Find the string "title" and gather every line that holds it.
##### Data for the task #####
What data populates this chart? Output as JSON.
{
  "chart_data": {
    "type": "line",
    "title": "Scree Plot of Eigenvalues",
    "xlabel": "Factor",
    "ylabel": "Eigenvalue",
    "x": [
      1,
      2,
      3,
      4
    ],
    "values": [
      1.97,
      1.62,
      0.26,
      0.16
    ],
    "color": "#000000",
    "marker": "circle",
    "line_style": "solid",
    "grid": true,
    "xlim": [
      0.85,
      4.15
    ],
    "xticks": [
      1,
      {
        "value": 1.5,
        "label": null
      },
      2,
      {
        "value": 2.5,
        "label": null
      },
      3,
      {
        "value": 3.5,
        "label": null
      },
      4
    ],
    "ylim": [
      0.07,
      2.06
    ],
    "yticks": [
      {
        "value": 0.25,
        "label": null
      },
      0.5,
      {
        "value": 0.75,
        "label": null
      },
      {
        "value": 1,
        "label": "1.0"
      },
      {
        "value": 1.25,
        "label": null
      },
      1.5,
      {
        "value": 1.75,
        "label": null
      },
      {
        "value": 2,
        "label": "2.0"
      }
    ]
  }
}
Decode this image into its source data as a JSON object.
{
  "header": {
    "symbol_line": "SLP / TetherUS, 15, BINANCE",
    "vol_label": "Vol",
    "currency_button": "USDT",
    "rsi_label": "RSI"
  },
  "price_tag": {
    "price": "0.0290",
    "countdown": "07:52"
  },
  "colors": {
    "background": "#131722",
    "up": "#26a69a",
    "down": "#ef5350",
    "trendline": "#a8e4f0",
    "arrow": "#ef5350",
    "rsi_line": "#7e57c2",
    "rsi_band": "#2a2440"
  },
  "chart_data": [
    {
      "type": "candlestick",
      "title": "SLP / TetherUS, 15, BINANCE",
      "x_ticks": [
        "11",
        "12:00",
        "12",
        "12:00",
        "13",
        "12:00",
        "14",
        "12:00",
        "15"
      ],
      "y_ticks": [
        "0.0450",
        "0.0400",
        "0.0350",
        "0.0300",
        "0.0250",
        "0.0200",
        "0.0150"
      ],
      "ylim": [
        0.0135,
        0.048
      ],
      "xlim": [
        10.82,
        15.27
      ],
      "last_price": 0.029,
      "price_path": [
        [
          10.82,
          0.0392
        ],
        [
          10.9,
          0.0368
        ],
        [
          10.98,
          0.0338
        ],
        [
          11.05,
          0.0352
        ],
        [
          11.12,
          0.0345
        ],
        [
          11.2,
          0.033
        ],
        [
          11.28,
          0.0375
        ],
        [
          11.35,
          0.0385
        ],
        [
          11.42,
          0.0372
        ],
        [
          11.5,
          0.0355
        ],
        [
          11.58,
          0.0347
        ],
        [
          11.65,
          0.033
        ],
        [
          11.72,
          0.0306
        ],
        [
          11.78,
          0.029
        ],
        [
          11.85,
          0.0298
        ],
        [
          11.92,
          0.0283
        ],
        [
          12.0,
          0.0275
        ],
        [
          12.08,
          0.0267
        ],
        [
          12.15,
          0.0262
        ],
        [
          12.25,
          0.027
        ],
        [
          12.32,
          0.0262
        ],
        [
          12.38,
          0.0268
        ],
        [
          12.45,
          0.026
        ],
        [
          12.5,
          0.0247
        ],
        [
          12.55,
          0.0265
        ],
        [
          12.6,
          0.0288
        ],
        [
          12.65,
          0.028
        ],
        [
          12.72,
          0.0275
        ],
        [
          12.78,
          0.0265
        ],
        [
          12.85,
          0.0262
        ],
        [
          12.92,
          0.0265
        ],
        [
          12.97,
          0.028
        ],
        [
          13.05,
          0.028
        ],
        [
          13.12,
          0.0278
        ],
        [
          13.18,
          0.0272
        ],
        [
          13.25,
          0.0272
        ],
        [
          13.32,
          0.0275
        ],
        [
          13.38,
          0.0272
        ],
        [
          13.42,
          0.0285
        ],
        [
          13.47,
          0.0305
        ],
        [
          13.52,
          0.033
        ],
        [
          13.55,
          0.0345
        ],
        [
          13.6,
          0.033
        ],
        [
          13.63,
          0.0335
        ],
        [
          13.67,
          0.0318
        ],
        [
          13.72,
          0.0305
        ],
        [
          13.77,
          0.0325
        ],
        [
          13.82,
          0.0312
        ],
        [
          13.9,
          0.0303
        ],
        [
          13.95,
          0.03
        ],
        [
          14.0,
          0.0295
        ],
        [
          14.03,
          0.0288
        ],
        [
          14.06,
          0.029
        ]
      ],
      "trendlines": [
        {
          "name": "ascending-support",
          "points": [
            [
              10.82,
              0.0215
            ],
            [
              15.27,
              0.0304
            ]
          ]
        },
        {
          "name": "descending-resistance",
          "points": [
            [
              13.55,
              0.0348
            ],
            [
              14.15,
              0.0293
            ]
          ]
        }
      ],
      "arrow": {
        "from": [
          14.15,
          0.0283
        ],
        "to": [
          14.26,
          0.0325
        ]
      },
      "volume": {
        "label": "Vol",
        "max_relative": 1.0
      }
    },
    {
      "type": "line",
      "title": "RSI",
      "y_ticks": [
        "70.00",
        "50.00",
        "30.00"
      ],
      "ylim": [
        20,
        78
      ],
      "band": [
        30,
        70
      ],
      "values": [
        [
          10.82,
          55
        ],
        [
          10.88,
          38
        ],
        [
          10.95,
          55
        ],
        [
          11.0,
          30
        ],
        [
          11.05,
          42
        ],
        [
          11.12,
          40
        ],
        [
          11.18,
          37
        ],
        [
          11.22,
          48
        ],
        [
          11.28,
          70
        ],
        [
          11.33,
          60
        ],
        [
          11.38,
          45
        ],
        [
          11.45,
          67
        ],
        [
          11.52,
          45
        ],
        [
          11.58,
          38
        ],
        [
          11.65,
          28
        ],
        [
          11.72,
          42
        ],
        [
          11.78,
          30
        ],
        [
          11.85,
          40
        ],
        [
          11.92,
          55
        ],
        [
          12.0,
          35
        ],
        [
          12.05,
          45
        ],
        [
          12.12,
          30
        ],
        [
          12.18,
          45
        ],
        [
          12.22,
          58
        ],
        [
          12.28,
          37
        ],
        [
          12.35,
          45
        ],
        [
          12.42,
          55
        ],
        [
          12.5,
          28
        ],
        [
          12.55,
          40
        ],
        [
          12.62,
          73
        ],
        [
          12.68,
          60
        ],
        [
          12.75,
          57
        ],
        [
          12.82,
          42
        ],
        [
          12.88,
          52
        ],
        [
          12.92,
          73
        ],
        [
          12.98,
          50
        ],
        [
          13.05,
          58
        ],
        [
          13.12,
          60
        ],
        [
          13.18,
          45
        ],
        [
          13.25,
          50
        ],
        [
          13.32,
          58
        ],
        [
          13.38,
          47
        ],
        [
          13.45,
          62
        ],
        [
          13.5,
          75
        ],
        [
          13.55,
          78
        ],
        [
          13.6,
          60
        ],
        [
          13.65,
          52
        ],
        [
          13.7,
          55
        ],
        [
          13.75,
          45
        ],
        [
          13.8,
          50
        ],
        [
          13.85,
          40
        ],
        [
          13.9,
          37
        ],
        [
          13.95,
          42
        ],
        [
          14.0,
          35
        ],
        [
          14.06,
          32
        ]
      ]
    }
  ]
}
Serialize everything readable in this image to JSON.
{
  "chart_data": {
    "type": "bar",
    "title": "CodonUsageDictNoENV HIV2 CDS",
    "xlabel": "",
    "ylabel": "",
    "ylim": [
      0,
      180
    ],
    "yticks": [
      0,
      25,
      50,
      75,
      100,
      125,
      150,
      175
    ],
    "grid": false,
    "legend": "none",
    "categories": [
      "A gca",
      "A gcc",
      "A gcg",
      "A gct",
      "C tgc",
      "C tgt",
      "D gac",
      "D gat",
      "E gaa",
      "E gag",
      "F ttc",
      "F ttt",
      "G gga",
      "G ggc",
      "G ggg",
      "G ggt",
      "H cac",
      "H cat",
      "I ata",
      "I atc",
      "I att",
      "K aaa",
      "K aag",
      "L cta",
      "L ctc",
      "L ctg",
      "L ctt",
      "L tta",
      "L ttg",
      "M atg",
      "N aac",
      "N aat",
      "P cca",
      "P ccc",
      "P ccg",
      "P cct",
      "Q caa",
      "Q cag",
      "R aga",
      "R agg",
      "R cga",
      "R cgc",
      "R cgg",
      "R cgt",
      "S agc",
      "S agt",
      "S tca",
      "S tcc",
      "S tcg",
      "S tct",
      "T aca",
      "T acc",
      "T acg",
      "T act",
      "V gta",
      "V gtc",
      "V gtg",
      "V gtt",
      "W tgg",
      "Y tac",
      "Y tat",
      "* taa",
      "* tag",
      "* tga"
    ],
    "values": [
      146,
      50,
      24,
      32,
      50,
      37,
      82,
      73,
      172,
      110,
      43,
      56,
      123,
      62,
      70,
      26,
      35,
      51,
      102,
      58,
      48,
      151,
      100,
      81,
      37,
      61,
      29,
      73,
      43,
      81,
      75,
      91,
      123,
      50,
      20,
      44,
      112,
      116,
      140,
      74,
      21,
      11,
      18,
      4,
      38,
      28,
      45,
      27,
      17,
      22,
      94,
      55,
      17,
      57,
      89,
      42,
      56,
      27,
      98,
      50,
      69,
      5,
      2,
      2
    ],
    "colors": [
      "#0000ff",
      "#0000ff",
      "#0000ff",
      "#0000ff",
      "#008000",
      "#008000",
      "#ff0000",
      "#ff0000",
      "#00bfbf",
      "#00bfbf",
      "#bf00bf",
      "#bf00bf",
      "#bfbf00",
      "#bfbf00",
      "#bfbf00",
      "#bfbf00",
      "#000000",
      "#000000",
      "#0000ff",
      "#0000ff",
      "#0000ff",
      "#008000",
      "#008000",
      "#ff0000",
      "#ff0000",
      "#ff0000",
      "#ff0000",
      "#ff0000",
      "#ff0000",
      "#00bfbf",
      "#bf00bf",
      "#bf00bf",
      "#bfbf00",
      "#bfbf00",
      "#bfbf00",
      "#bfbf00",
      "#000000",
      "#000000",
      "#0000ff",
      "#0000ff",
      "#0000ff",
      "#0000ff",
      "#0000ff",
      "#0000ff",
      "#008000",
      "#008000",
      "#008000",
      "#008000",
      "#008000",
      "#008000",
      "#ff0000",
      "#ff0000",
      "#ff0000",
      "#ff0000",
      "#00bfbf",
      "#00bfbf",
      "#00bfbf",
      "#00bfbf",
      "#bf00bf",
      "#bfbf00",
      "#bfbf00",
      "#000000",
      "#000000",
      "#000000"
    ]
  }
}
#####
§ Task answer
    "title": "Scree Plot of Eigenvalues",
      "title": "SLP / TetherUS, 15, BINANCE",
      "title": "RSI",
    "title": "CodonUsageDictNoENV HIV2 CDS",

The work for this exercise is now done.